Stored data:
....
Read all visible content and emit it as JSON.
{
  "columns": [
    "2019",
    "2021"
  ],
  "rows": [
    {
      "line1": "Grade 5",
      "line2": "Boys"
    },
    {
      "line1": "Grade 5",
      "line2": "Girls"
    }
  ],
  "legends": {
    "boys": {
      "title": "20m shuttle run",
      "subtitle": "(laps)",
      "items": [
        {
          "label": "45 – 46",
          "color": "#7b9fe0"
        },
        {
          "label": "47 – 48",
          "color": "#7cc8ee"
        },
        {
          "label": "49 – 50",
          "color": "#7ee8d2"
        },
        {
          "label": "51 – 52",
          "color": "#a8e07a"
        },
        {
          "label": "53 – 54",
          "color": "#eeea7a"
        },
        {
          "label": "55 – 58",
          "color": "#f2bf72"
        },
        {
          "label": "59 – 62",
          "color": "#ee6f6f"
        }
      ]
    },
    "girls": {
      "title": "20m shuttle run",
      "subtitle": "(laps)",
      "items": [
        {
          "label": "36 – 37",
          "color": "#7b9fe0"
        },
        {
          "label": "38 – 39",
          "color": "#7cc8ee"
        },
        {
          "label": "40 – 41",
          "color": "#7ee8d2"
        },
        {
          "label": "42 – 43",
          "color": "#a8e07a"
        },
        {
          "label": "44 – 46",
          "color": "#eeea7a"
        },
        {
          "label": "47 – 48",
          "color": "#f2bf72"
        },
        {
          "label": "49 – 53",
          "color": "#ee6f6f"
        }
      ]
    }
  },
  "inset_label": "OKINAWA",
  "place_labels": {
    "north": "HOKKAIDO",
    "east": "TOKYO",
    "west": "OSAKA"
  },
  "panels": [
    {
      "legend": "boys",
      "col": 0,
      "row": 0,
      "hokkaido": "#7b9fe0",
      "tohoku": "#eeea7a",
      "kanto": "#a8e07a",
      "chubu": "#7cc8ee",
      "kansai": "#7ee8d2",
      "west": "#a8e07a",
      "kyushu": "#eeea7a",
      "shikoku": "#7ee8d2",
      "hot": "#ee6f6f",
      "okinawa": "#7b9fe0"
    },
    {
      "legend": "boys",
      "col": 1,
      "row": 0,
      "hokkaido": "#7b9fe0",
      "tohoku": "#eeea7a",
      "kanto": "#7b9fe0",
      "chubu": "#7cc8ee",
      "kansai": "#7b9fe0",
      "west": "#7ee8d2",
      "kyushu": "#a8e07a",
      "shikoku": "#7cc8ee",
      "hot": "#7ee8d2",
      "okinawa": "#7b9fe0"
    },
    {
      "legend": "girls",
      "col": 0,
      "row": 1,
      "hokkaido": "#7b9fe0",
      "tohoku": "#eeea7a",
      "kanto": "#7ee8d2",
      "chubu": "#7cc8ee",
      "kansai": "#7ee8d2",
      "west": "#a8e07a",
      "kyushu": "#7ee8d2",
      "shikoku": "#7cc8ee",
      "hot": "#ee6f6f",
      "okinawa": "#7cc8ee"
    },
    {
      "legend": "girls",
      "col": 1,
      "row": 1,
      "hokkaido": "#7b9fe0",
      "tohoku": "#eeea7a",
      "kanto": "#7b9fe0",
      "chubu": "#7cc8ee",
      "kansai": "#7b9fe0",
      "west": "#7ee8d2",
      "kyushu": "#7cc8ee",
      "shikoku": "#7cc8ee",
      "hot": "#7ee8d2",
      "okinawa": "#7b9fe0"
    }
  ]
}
....
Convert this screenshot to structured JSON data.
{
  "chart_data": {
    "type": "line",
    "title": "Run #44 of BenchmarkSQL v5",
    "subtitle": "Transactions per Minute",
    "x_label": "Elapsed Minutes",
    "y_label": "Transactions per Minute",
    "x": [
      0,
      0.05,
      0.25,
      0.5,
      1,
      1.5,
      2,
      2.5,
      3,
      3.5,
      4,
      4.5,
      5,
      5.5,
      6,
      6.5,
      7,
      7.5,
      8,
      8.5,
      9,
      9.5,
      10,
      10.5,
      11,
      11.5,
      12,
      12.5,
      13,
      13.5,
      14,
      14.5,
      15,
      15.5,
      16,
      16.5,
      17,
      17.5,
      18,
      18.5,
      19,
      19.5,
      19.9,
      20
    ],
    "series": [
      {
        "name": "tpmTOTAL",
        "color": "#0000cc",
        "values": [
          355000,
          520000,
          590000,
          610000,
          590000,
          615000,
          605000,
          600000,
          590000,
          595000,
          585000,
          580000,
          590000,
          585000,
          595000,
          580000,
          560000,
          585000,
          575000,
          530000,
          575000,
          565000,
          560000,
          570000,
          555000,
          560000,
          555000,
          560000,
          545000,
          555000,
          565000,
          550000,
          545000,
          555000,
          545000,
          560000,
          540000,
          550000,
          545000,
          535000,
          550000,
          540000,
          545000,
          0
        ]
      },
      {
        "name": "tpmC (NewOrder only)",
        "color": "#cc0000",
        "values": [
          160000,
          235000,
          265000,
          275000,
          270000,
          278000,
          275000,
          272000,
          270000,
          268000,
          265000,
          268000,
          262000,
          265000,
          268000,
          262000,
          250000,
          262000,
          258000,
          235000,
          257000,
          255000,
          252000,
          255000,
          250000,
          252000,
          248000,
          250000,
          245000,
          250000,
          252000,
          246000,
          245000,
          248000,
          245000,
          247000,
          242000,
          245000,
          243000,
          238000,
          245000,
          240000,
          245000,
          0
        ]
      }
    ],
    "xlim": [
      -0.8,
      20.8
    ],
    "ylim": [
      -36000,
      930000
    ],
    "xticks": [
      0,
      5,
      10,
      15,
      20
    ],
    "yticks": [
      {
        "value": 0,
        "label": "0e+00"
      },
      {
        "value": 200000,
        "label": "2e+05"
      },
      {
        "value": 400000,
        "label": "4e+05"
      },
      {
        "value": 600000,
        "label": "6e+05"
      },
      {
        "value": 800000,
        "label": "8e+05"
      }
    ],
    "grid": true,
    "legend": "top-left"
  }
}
....
Request
Which lines above contain "kyushu"? Show each of them.

Result
      "kyushu": "#eeea7a",
      "kyushu": "#a8e07a",
      "kyushu": "#7ee8d2",
      "kyushu": "#7cc8ee",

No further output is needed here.